> [Given problem] Continue the tutorial below on numpy multidimensional arrays from the point where it stops.

# Numpy -  multidimensional data arrays

`numpy` is a python package that provides high-performance multidimensional numeric data structures for Python. It is implemented in C and Fortran so and all calculations are vectorized (formulated with vectors and matrices) for achieving performance. The key data structure is the n-dimensional array, also called [numpy.ndarray](http://docs.scipy.org/doc/numpy/reference/generated/numpy.ndarray.html). `numpy` also provides other useful routines and functions to deal with array-like data structures. 

In [None]:
import numpy

## Creating `numpy` arrays

The easiest way to create a `numpy` array is from an existing list or tuple using the `numpy.array` function. Simple vectors are created easily using a list, while matrices and higher dimensional arrays can be created using nested lists. Note that the elements of a numpy array can only be of numeric types, i.e., `int`, `float` or `complex`.

In [None]:
# Creating a vector
a = numpy.array([1,2,3,4])
b = numpy.array([[1, 2], [3, 4]])

numpy provides a much larger selection of numeric types than python. You can pass in a second argument to `numpy.array` that sets the numeric type of the data in the array. The second argument can also be explicitly defined using the `dtype` keyword. The available types are listed in the [numpy documentation](http://docs.scipy.org/doc/numpy/user/basics.types.html). The most common ones have some single character shortcuts, e.g. 'd' (double precision floating point number), and 'i' (int32). 

In [None]:
a1 = array([1,2,3,4,5,6],'d')
print(a1)

In [None]:
M = array([[1, 2], [3, 4]], dtype=complex)
print(M)

## Properties of the numpy arrays

The `numpy.ndarray` object defines some useful properties such as `ndarray.size` (total number of elements in the array), `ndarray.shape` (dimensionality), and `ndarray.dtype` (data type of each element). Note that in the above examples, the objects `a`, `b` and `a1` are all of the type `numpy.ndarray`, but differ in their shape and size properties.

In [None]:
# object type
print(type(a),type(b),type(a1))

In [None]:
# dimensionality of array
print(a.shape,b.shape,a1.shape)

In [None]:
# total number of elements in array
print(a.size,b.size,a1.size)

In [None]:
# data type of elements
print(a.dtype,b.dtype,a1.dtype)

In [None]:
# number of dimensions
print(b.ndim) 

In [None]:
# number of bytes
print(b.nbytes)

In [None]:
# bytes per element
print(b.itemsize)

### Useful functions for creating `numpy` arrays

`numpy` also provides many functions that can generates arrays of different forms/patterns. Here are a few examples

#### arange

In [None]:
# create a range - numpy.arange(start,end,step)

> [Recorded data]
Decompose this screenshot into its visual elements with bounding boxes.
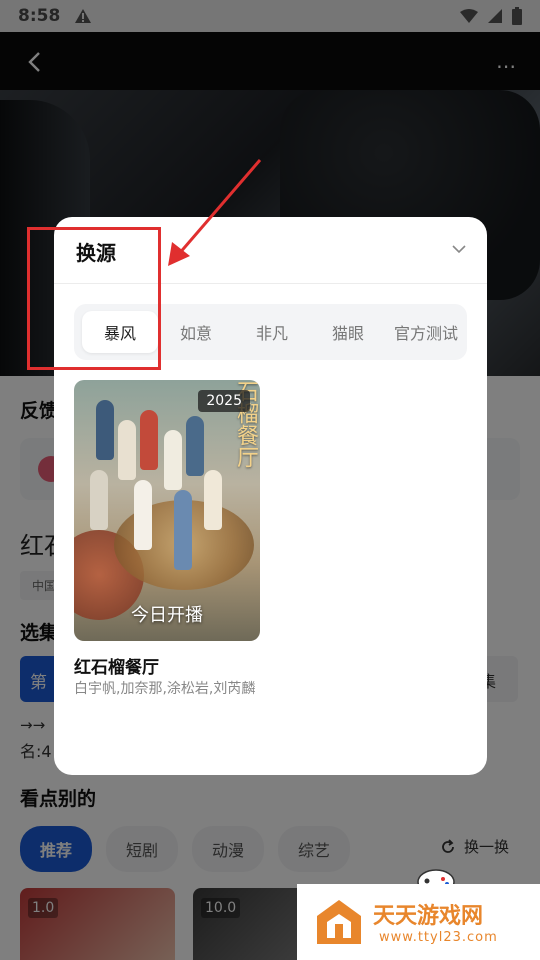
poster-figure	[90, 470, 108, 530]
source-tab-official-test[interactable]: 官方测试	[386, 311, 467, 353]
poster-figure	[204, 470, 222, 530]
poster-figure	[186, 416, 204, 476]
site-watermark: 天天游戏网 www.ttyl23.com	[297, 884, 540, 960]
source-tab-ruyi[interactable]: 如意	[158, 311, 234, 353]
watermark-url: www.ttyl23.com	[379, 930, 498, 945]
movie-title[interactable]: 红石榴餐厅	[74, 653, 159, 678]
movie-cast: 白宇帆,加奈那,涂松岩,刘芮麟	[74, 681, 256, 697]
source-tab-feifan[interactable]: 非凡	[234, 311, 310, 353]
poster-figure	[118, 420, 136, 480]
poster-figure	[174, 490, 192, 570]
poster-figure	[164, 430, 182, 490]
year-badge: 2025	[198, 390, 250, 412]
chevron-down-icon[interactable]	[451, 241, 467, 257]
poster-figure	[134, 480, 152, 550]
poster-figure	[96, 400, 114, 460]
annotation-arrow	[168, 159, 262, 266]
watermark-logo	[317, 900, 361, 944]
annotation-highlight-box	[27, 227, 161, 370]
poster-tagline: 今日开播	[131, 605, 203, 626]
watermark-name: 天天游戏网	[373, 904, 484, 929]
movie-poster[interactable]: 石榴餐厅 2025 今日开播	[74, 380, 260, 641]
poster-figure	[140, 410, 158, 470]
source-tab-maoyan[interactable]: 猫眼	[310, 311, 386, 353]
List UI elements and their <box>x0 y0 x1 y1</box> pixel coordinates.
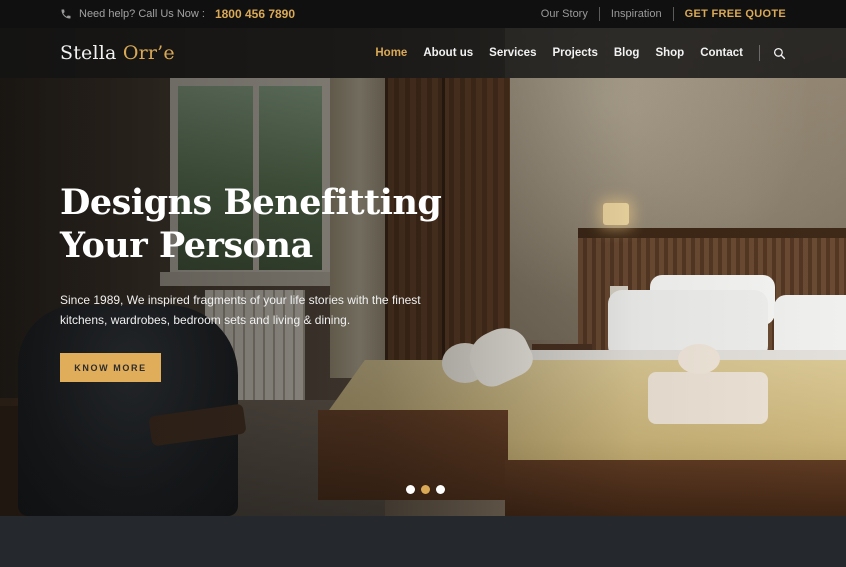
topbar: Need help? Call Us Now : 1800 456 7890 O… <box>0 0 846 28</box>
slider-dot[interactable] <box>436 485 445 494</box>
search-icon[interactable] <box>773 47 786 60</box>
logo-accent-text: Orr’e <box>122 42 175 64</box>
nav-about-us[interactable]: About us <box>423 47 473 59</box>
hero-title-line: Designs Benefitting <box>60 182 442 223</box>
hero-title: Designs Benefitting Your Persona <box>60 181 490 267</box>
hero-description: Since 1989, We inspired fragments of you… <box>60 293 421 327</box>
help-contact: Need help? Call Us Now : 1800 456 7890 <box>60 7 295 21</box>
slider-pagination <box>406 485 445 494</box>
help-text: Need help? Call Us Now : <box>79 8 205 20</box>
nav-projects[interactable]: Projects <box>552 47 597 59</box>
site-logo[interactable]: Stella Orr’e <box>60 42 175 64</box>
our-story-link[interactable]: Our Story <box>541 7 600 21</box>
nav-services[interactable]: Services <box>489 47 536 59</box>
slider-dot[interactable] <box>406 485 415 494</box>
top-links: Our Story Inspiration GET FREE QUOTE <box>541 7 786 21</box>
nav-blog[interactable]: Blog <box>614 47 640 59</box>
phone-number-link[interactable]: 1800 456 7890 <box>215 7 295 21</box>
next-section-strip <box>0 516 846 567</box>
nav-shop[interactable]: Shop <box>655 47 684 59</box>
main-navbar: Stella Orr’e Home About us Services Proj… <box>0 28 846 78</box>
menu-divider <box>759 45 760 61</box>
main-menu: Home About us Services Projects Blog Sho… <box>359 45 786 61</box>
nav-home[interactable]: Home <box>375 47 407 59</box>
know-more-button[interactable]: KNOW MORE <box>60 353 161 382</box>
logo-text: Stella <box>60 42 123 64</box>
phone-icon <box>60 8 72 20</box>
slider-dot-active[interactable] <box>421 485 430 494</box>
hero-title-line: Your Persona <box>60 225 313 266</box>
inspiration-link[interactable]: Inspiration <box>600 7 674 21</box>
nav-contact[interactable]: Contact <box>700 47 743 59</box>
get-free-quote-link[interactable]: GET FREE QUOTE <box>674 7 786 21</box>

> [Response to the exercise]
# note that end is not included in the range
x = numpy.arange(0, 10, 1) 
print(x)

In [None]:
x = numpy.arange(-1, 1, 0.1)
print(x)

#### linspace and logspace

In [None]:
# equally spaced numbers - numpy.linspace(start,end,number of points)
# note that end is included in the interval
numpy.linspace(0, 10, 25)

In [None]:
# numbers equally spaced on a logscale - numpy.logspace(start,end,number of points, base)
# note that end is included in the interval. If the base keyword argument is not specified, it defaults to base10
numpy.logspace(0, 10, 10, base=e)

### mgrid

In [None]:
# Generate a grid from base vectors
# similar to the meshgrid command in MATLAB
x, y = numpy.mgrid[0:5, 0:5] 

In [None]:
print("x = {0} \n\nand\n\ny = {1}".format(x,y))

#### random data
`numpy` also provides a random module that has functions to generate random numbers

In [None]:
# generate a 3x3 matrix of uniform random numbers in [0,1]
numpy.random.rand(3,3)

In [None]:
# generate a 3x3 matrix of standard normal distributed random numbers
random.randn(3,3)

#### zeros and ones

In [None]:
numpy.zeros((3,3))

In [None]:
numpy.ones((3,3))

In [None]:
numpy.identity(4,'d')

In [None]:
numpy.eye(3)

## Advantages of `numpy.ndarray`
* Numpy arrays are statically typed, i.e., the type of the elements is determined when array is created making them much more efficient than python lists. Static typing of the array also allows for implementation of various algorithms in a fast compiled language such as C/Fortran.
* Improved memory efficiency over python lists.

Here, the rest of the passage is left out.